> _What you are asked to do_
Omitting all pictures, print the lines of the listing from the one containing "What does this" through the final line, both ends included, with no other text.

## START Record excerpts

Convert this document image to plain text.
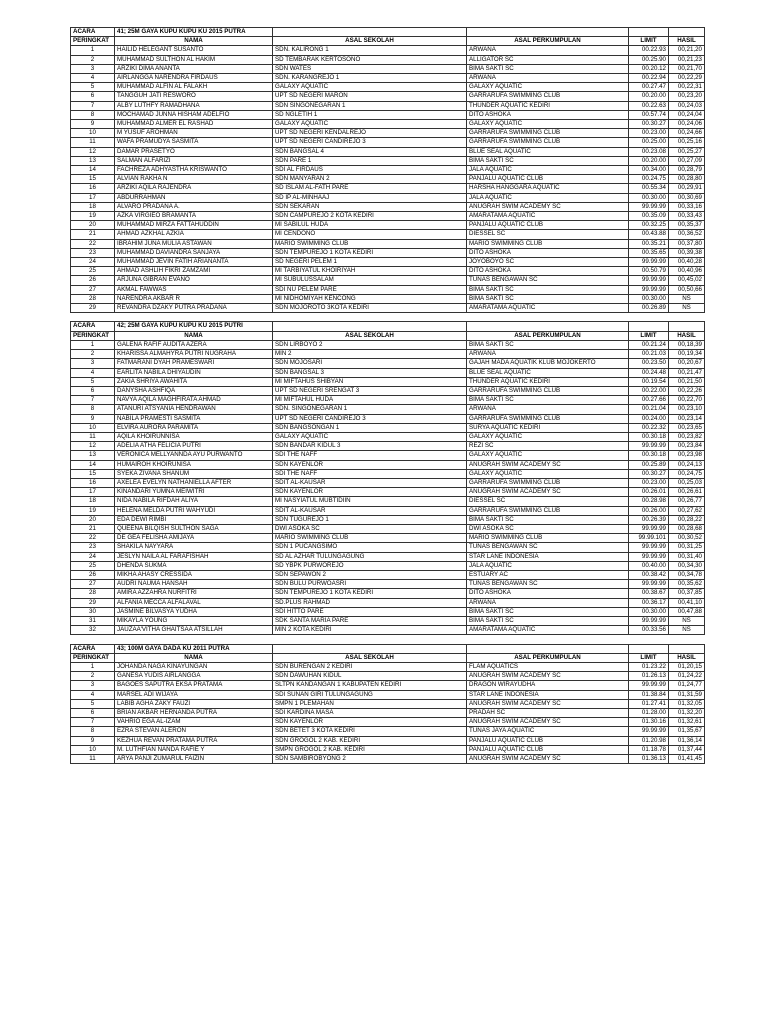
ACARA	41; 25M GAYA KUPU KUPU KU 2015 PUTRA				
PERINGKAT	NAMA	ASAL SEKOLAH	ASAL PERKUMPULAN	LIMIT	HASIL
1	HAILID HELEGANT SUSANTO	SDN. KALIRONG 1	ARWANA	00.22.93	00,21,20
2	MUHAMMAD SULTHON AL HAKIM	SD TEMBARAK KERTOSONO	ALLIGATOR SC	00.25.90	00,21,23
3	ARZIKI DIMA ANANTA	SDN WATES	BIMA SAKTI SC	00.20.12	00,21,70
4	AIRLANGGA NARENDRA FIRDAUS	SDN. KARANGREJO 1	ARWANA	00.22.94	00,22,29
5	MUHAMMAD ALFIN AL FALAKH	GALAXY AQUATIC	GALAXY AQUATIC	00.27.47	00,22,31
6	TANGGUH JATI RESWORO	UPT SD NEGERI MARON	GARRARUFA SWIMMING CLUB	00.20.00	00,23,20
7	ALBY LUTHFY RAMADHANA	SDN SINGONEGARAN 1	THUNDER AQUATIC KEDIRI	00.22.63	00,24,03
8	MOCHAMAD JUNNA HISHAM ADELFIO	SD NGLETIH 1	DITO ASHOKA	00.57.74	00,24,04
9	MUHAMMAD ALMER EL RASHAD	GALAXY AQUATIC	GALAXY AQUATIC	00.30.27	00,24,06
10	M YUSUF AROHMAN	UPT SD NEGERI KENDALREJO	GARRARUFA SWIMMING CLUB	00.23.00	00,24,66
11	WAFA PRAMUDYA SASMITA	UPT SD NEGERI CANDIREJO 3	GARRARUFA SWIMMING CLUB	00.25.00	00,25,16
12	DAMAR PRASETYO	SDN BANGSAL 4	BLUE SEAL AQUATIC	00.23.08	00,25,27
13	SALMAN ALFARIZI	SDN PARE 1	BIMA SAKTI SC	00.20.00	00,27,09
14	FACHREZA ADHYASTHA KRISWANTO	SDI AL FIRDAUS	JALA AQUATIC	00.34.00	00,28,79
15	ALVIAN RAKHA N	SDN MANYARAN 2	PANJALU AQUATIC CLUB	00.24.75	00,28,80
16	ARZIKI AQILA RAJENDRA	SD ISLAM AL-FATH PARE	HARSHA HANGGARA AQUATIC	00.55.34	00,29,91
17	ABDURRAHMAN	SD IP AL-MINHAAJ	JALA AQUATIC	00.30.00	00,30,69
18	ALVARO PRADANA A.	SDN SEKARAN	ANUGRAH SWIM ACADEMY SC	99.99.99	00,33,16
19	AZKA VIRGIEO BRAMANTA	SDN CAMPUREJO 2 KOTA KEDIRI	AMARATAMA AQUATIC	00.35.09	00,33,43
20	MUHAMMAD MIRZA FATTAHUDDIN	MI SABILUL HUDA	PANJALU AQUATIC CLUB	00.32.25	00,35,37
21	AHMAD AZKHAL AZKIA	MI CENDONO	DIESSEL SC	00.43.88	00,36,52
22	IBRAHIM JUNA MULIA ASTAWAN	MARIO SWIMMING CLUB	MARIO SWIMMING CLUB	00.35.21	00,37,80
23	MUHAMMAD DAVIANDRA SANJAYA	SDN TEMPUREJO 1 KOTA KEDIRI	DITO ASHOKA	00.35.65	00,39,38
24	MUHAMMAD JEVIN FATIH ARIANANTA	SD NEGERI PELEM 1	JOYOBOYO SC	99.99.99	00,40,28
25	AHMAD ASHLIH FIKRI ZAMZAMI	MI TARBIYATUL KHOIRIYAH	DITO ASHOKA	00.50.79	00,40,96
26	ARJUNA GIBRAN EVANO	MI SUBULUSSALAM	TUNAS BENGAWAN SC	99.99.99	00,45,02
27	AKMAL FAWWAS	SDI NU PELEM PARE	BIMA SAKTI SC	99.99.99	00,50,66
28	NARENDRA AKBAR R	MI NIDHOMIYAH KENCONG	BIMA SAKTI SC	00.30.00	NS
29	REVANDRA DZAKY PUTRA PRADANA	SDN MOJOROTO 3KOTA KEDIRI	AMARATAMA AQUATIC	00.26.89	NS

ACARA	42; 25M GAYA KUPU KUPU KU 2015 PUTRI				
PERINGKAT	NAMA	ASAL SEKOLAH	ASAL PERKUMPULAN	LIMIT	HASIL
1	GALENA RAFIF AUDITA AZERA	SDN LIRBOYO 2	BIMA SAKTI SC	00.21.24	00,18,39
2	KHARISSA ALMAHYRA PUTRI NUGRAHA	MIN 2	ARWANA	00.21.03	00,19,34
3	FATMARANI DYAH PRAMESWARI	SDN MOJOSARI	GAJAH MADA AQUATIK KLUB MOJOKERTO	00.23.50	00,20,67
4	EARLITA NABILA DHIYAUDIN	SDN BANGSAL 3	BLUE SEAL AQUATIC	00.24.48	00,21,47
5	ZAKIA SHRIYA AWAHITA	MI MIFTAHUS SHIBYAN	THUNDER AQUATIC KEDIRI	00.19.54	00,21,50
6	DANYSHA ASHFIQA	UPT SD NEGERI SRENGAT 3	GARRARUFA SWIMMING CLUB	00.22.00	00,22,26
7	NAVYA AQILA MAGHFIRATA AHMAD	MI MIFTAHUL HUDA	BIMA SAKTI SC	00.27.66	00,22,70
8	ATANURI ATSYANIA HENDRAWAN	SDN. SINGONEGARAN 1	ARWANA	00.21.04	00,23,10
9	NABILA PRAMESTI SASMITA	UPT SD NEGERI CANDIREJO 3	GARRARUFA SWIMMING CLUB	00.24.00	00,23,14
10	ELVIRA AURORA PARAMITA	SDN BANGSONGAN 1	SURYA AQUATIC KEDIRI	00.22.32	00,23,65
11	AQILA KHOIRUNNISA	GALAXY AQUATIC	GALAXY AQUATIC	00.30.18	00,23,82
12	ADELIA ATHA FELICIA PUTRI	SDN BANDAR KIDUL 3	REZI SC	99.99.99	00,23,84
13	VERONICA MELLYANNDA AYU PURWANTO	SDI THE NAFF	GALAXY AQUATIC	00.30.18	00,23,98
14	HUMAIROH KHOIRUNISA	SDN KAYENLOR	ANUGRAH SWIM ACADEMY SC	00.25.89	00,24,13
15	SYEKA ZIVANA SHANUM	SDI THE NAFF	GALAXY AQUATIC	00.30.27	00,24,75
16	AXELEA EVELYN NATHANIELLA AFTER	SDIT AL-KAUSAR	GARRARUFA SWIMMING CLUB	00.23.00	00,25,03
17	KINANDARI YUMNA MEIWITRI	SDN KAYENLOR	ANUGRAH SWIM ACADEMY SC	00.26.01	00,26,61
18	NIDA NABILA RIFDAH ALIYA	MI NASYIATUL MUBTIDIIN	DIESSEL SC	00.28.98	00,26,77
19	HELENA MELDA PUTRI WAHYUDI	SDIT AL-KAUSAR	GARRARUFA SWIMMING CLUB	00.26.00	00,27,62
20	EDA DEWI RIMBI	SDN TUGUREJO 1	BIMA SAKTI SC	00.26.39	00,28,22
21	QUEENA BILQISH SULTHON SAGA	DWI ASOKA SC	DWI ASOKA SC	99.99.99	00,28,68
22	DE GEA FELISHA AMIJAYA	MARIO SWIMMING CLUB	MARIO SWIMMING CLUB	99.99.101	00,30,52
23	SHAKILA NAYYARA	SDN 1 PUCANGSIMO	TUNAS BENGAWAN SC	99.99.99	00,31,25
24	JESLYN NAILA AL FARAFISHAH	SD AL AZHAR TULUNGAGUNG	STAR LANE INDONESIA	99.99.99	00,31,40
25	DHENDA SUKMA	SD YBPK PURWOREJO	JALA AQUATIC	00.40.00	00,34,30
26	MIKHA AHASY CRESSIDA	SDN SEPAWON 2	ESTUARY AC	00.38.42	00,34,78
27	AUDRI NAUMA HANSAH	SDN BULU PURWOASRI	TUNAS BENGAWAN SC	99.99.99	00,35,62
28	AMIRA AZZAHRA NURFITRI	SDN TEMPUREJO 1 KOTA KEDIRI	DITO ASHOKA	00.38.67	00,37,85
29	ALFANIA MECCA ALFALAVAL	SD.PLUS RAHMAD	ARWANA	00.36.17	00,41,10
30	JASMINE BILVASYA YUDHA	SDI HITTO PARE	BIMA SAKTI SC	00.30.00	00,47,88
31	MIKAYLA YOUNG	SDK SANTA MARIA PARE	BIMA SAKTI SC	99.99.99	NS
32	JAUZAA'VITHA GHAITSAA ATSILLAH	MIN 2 KOTA KEDIRI	AMARATAMA AQUATIC	00.33.56	NS

ACARA	43; 100M GAYA DADA KU 2011 PUTRA				
PERINGKAT	NAMA	ASAL SEKOLAH	ASAL PERKUMPULAN	LIMIT	HASIL
1	JOHANDA NAGA KINAYUNGAN	SDN BURENGAN 2 KEDIRI	FLAM AQUATICS	01.23.22	01,20,15
2	GANESA YUDIS AIRLANGGA	SDN DAWUHAN KIDUL	ANUGRAH SWIM ACADEMY SC	01.26.13	01,24,22
3	BAGOES SAPUTRA EKSA PRATAMA	SLTPN KANDANGAN 1 KABUPATEN KEDIRI	DRAGON WIRAYUDHA	99.99.99	01,24,77
4	MARSEL ADI WIJAYA	SDI SUNAN GIRI TULUNGAGUNG	STAR LANE INDONESIA	01.38.84	01,31,59
5	LABIB AGHA ZAKY FAUZI	SMPN 1 PLEMAHAN	ANUGRAH SWIM ACADEMY SC	01.27.41	01,32,05
6	BRIAN AKBAR HERNANDA PUTRA	SDI KARDINA MASA	PRADAH SC	01.28.00	01,32,20
7	VAHRIO EGA AL-IZAM	SDN KAYENLOR	ANUGRAH SWIM ACADEMY SC	01.30.16	01,32,61
8	EZRA STEVAN ALERON	SDN BETET 3 KOTA KEDIRI	TUNAS JAYA AQUATIC	99.99.99	01,35,67
9	KEZHUA REVAN PRATAMA PUTRA	SDN GROGOL 2 KAB. KEDIRI	PANJALU AQUATIC CLUB	01.20.98	01,36,14
10	M. LUTHFIAN NANDA RAFIE Y	SMPN GROGOL 2 KAB. KEDIRI	PANJALU AQUATIC CLUB	01.18.78	01,37,44
11	ARYA PANJI ZUMARUL FAIZIN	SDN SAMBIROBYONG 2	ANUGRAH SWIM ACADEMY SC	01.36.13	01,41,45
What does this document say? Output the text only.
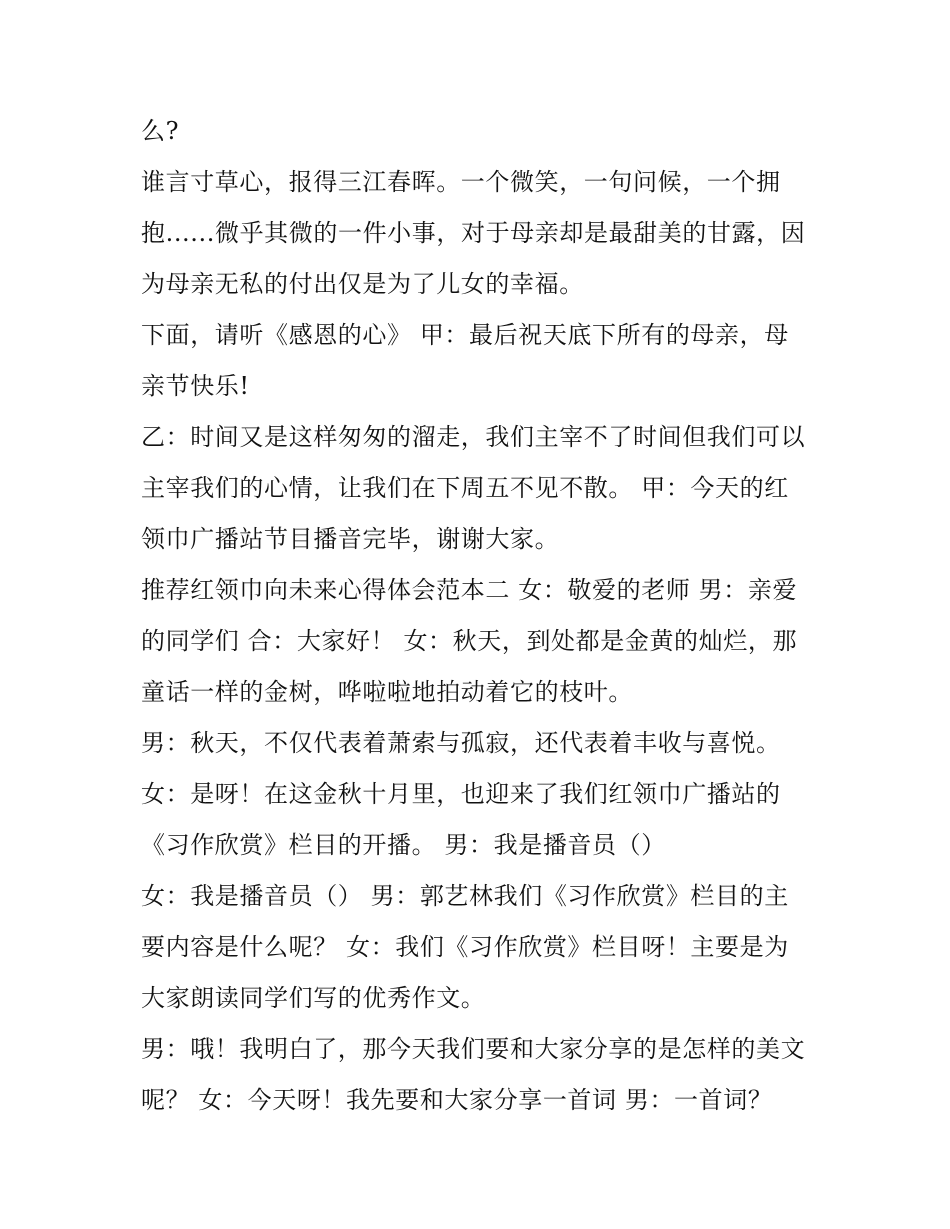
么?
谁言寸草心，报得三江春晖。一个微笑，一句问候，一个拥
抱......微乎其微的一件小事，对于母亲却是最甜美的甘露，因
为母亲无私的付出仅是为了儿女的幸福。
下面，请听《感恩的心》 甲：最后祝天底下所有的母亲，母
亲节快乐!
乙：时间又是这样匆匆的溜走，我们主宰不了时间但我们可以
主宰我们的心情，让我们在下周五不见不散。 甲：今天的红
领巾广播站节目播音完毕，谢谢大家。
推荐红领巾向未来心得体会范本二 女：敬爱的老师 男：亲爱
的同学们 合：大家好！ 女：秋天，到处都是金黄的灿烂，那
童话一样的金树，哗啦啦地拍动着它的枝叶。
男：秋天，不仅代表着萧索与孤寂，还代表着丰收与喜悦。
女：是呀！在这金秋十月里，也迎来了我们红领巾广播站的
《习作欣赏》栏目的开播。 男：我是播音员（）
女：我是播音员（） 男：郭艺林我们《习作欣赏》栏目的主
要内容是什么呢？ 女：我们《习作欣赏》栏目呀！主要是为
大家朗读同学们写的优秀作文。
男：哦！我明白了，那今天我们要和大家分享的是怎样的美文
呢？ 女：今天呀！我先要和大家分享一首词 男：一首词？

## END Record excerpts

> _Response to the task_
What does this document say? Output the text only.
么?
谁言寸草心，报得三江春晖。一个微笑，一句问候，一个拥
抱......微乎其微的一件小事，对于母亲却是最甜美的甘露，因
为母亲无私的付出仅是为了儿女的幸福。
下面，请听《感恩的心》 甲：最后祝天底下所有的母亲，母
亲节快乐!
乙：时间又是这样匆匆的溜走，我们主宰不了时间但我们可以
主宰我们的心情，让我们在下周五不见不散。 甲：今天的红
领巾广播站节目播音完毕，谢谢大家。
推荐红领巾向未来心得体会范本二 女：敬爱的老师 男：亲爱
的同学们 合：大家好！ 女：秋天，到处都是金黄的灿烂，那
童话一样的金树，哗啦啦地拍动着它的枝叶。
男：秋天，不仅代表着萧索与孤寂，还代表着丰收与喜悦。
女：是呀！在这金秋十月里，也迎来了我们红领巾广播站的
《习作欣赏》栏目的开播。 男：我是播音员（）
女：我是播音员（） 男：郭艺林我们《习作欣赏》栏目的主
要内容是什么呢？ 女：我们《习作欣赏》栏目呀！主要是为
大家朗读同学们写的优秀作文。
男：哦！我明白了，那今天我们要和大家分享的是怎样的美文
呢？ 女：今天呀！我先要和大家分享一首词 男：一首词？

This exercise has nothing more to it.